What this task involves. The entries below need to be written out exactly, with no pictures included.
=== Supplied material ===
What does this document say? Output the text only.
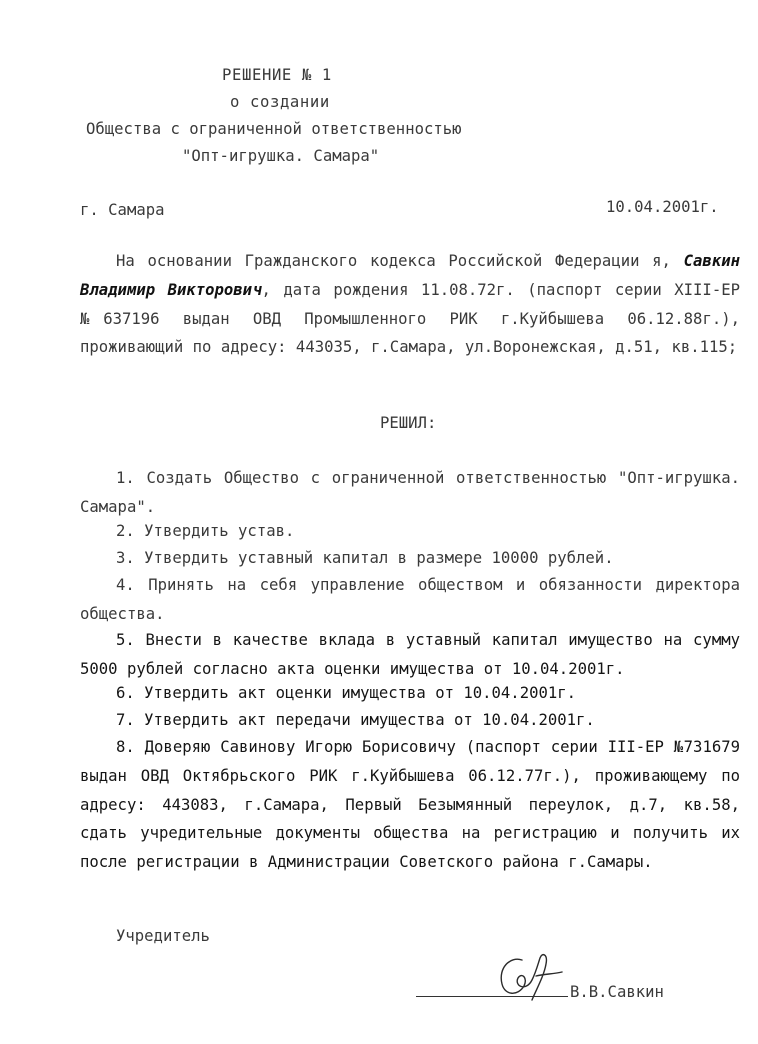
РЕШЕНИЕ № 1
о создании
Общества с ограниченной ответственностью
"Опт-игрушка. Самара"
г. Самара	10.04.2001г.
На основании Гражданского кодекса Российской Федерации я, Савкин Владимир Викторович, дата рождения 11.08.72г. (паспорт серии XIII-ЕР №637196 выдан ОВД Промышленного РИК г.Куйбышева 06.12.88г.), проживающий по адресу: 443035, г.Самара, ул.Воронежская, д.51, кв.115;
РЕШИЛ:
1. Создать Общество с ограниченной ответственностью "Опт-игрушка. Самара".
2. Утвердить устав.
3. Утвердить уставный капитал в размере 10000 рублей.
4. Принять на себя управление обществом и обязанности директора общества.
5. Внести в качестве вклада в уставный капитал имущество на сумму 5000 рублей согласно акта оценки имущества от 10.04.2001г.
6. Утвердить акт оценки имущества от 10.04.2001г.
7. Утвердить акт передачи имущества от 10.04.2001г.
8. Доверяю Савинову Игорю Борисовичу (паспорт серии III-ЕР №731679 выдан ОВД Октябрьского РИК г.Куйбышева 06.12.77г.), проживающему по адресу: 443083, г.Самара, Первый Безымянный переулок, д.7, кв.58, сдать учредительные документы общества на регистрацию и получить их после регистрации в Администрации Советского района г.Самары.
Учредитель
В.В.Савкин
===
Task result.
What does this document say? Output the text only.
РЕШЕНИЕ № 1
о создании
Общества с ограниченной ответственностью
"Опт-игрушка. Самара"
г. Самара	10.04.2001г.
На основании Гражданского кодекса Российской Федерации я, Савкин Владимир Викторович, дата рождения 11.08.72г. (паспорт серии XIII-ЕР №637196 выдан ОВД Промышленного РИК г.Куйбышева 06.12.88г.), проживающий по адресу: 443035, г.Самара, ул.Воронежская, д.51, кв.115;
РЕШИЛ:
1. Создать Общество с ограниченной ответственностью "Опт-игрушка. Самара".
2. Утвердить устав.
3. Утвердить уставный капитал в размере 10000 рублей.
4. Принять на себя управление обществом и обязанности директора общества.
5. Внести в качестве вклада в уставный капитал имущество на сумму 5000 рублей согласно акта оценки имущества от 10.04.2001г.
6. Утвердить акт оценки имущества от 10.04.2001г.
7. Утвердить акт передачи имущества от 10.04.2001г.
8. Доверяю Савинову Игорю Борисовичу (паспорт серии III-ЕР №731679 выдан ОВД Октябрьского РИК г.Куйбышева 06.12.77г.), проживающему по адресу: 443083, г.Самара, Первый Безымянный переулок, д.7, кв.58, сдать учредительные документы общества на регистрацию и получить их после регистрации в Администрации Советского района г.Самары.
Учредитель
В.В.Савкин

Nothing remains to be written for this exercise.